▶ GIVEN INSTRUCTION
Reproduce all the lines exactly as they stand, apart from the pictures.

▶ INFORMATION GIVEN
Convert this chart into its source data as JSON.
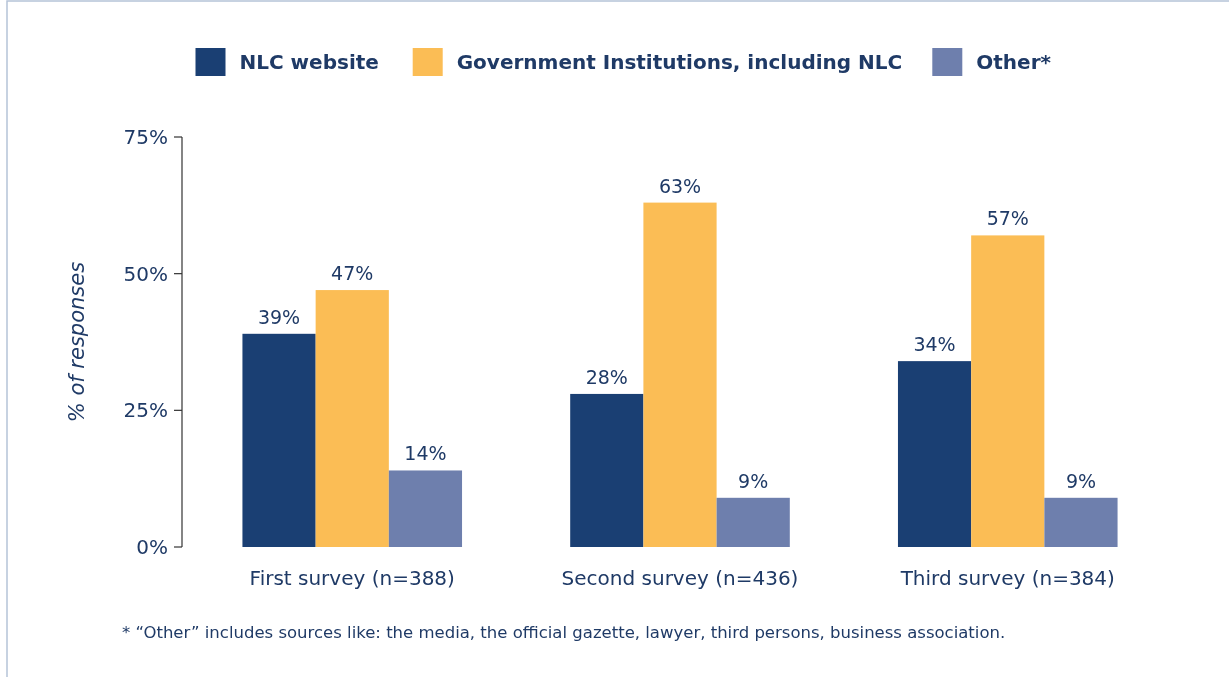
{
  "chart_data": {
    "type": "bar",
    "ylabel": "% of responses",
    "categories": [
      "First survey (n=388)",
      "Second survey (n=436)",
      "Third survey (n=384)"
    ],
    "series": [
      {
        "name": "NLC website",
        "color": "#1a3f73",
        "values": [
          39,
          28,
          34
        ]
      },
      {
        "name": "Government Institutions, including NLC",
        "color": "#fbbd55",
        "values": [
          47,
          63,
          57
        ]
      },
      {
        "name": "Other*",
        "color": "#6e7fad",
        "values": [
          14,
          9,
          9
        ]
      }
    ],
    "ylim": [
      0,
      75
    ],
    "yticks": [
      {
        "value": 0,
        "label": "0%"
      },
      {
        "value": 25,
        "label": "25%"
      },
      {
        "value": 50,
        "label": "50%"
      },
      {
        "value": 75,
        "label": "75%"
      }
    ],
    "value_labels": [
      [
        "39%",
        "28%",
        "34%"
      ],
      [
        "47%",
        "63%",
        "57%"
      ],
      [
        "14%",
        "9%",
        "9%"
      ]
    ],
    "legend": "top",
    "grid": false,
    "annotations": [
      "* “Other” includes sources like: the media, the official gazette, lawyer, third persons, business association."
    ]
  }
}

▶ THE SOLUTION
Convert this chart into its source data as JSON.
{
  "chart_data": {
    "type": "bar",
    "ylabel": "% of responses",
    "categories": [
      "First survey (n=388)",
      "Second survey (n=436)",
      "Third survey (n=384)"
    ],
    "series": [
      {
        "name": "NLC website",
        "color": "#1a3f73",
        "values": [
          39,
          28,
          34
        ]
      },
      {
        "name": "Government Institutions, including NLC",
        "color": "#fbbd55",
        "values": [
          47,
          63,
          57
        ]
      },
      {
        "name": "Other*",
        "color": "#6e7fad",
        "values": [
          14,
          9,
          9
        ]
      }
    ],
    "ylim": [
      0,
      75
    ],
    "yticks": [
      {
        "value": 0,
        "label": "0%"
      },
      {
        "value": 25,
        "label": "25%"
      },
      {
        "value": 50,
        "label": "50%"
      },
      {
        "value": 75,
        "label": "75%"
      }
    ],
    "value_labels": [
      [
        "39%",
        "28%",
        "34%"
      ],
      [
        "47%",
        "63%",
        "57%"
      ],
      [
        "14%",
        "9%",
        "9%"
      ]
    ],
    "legend": "top",
    "grid": false,
    "annotations": [
      "* “Other” includes sources like: the media, the official gazette, lawyer, third persons, business association."
    ]
  }
}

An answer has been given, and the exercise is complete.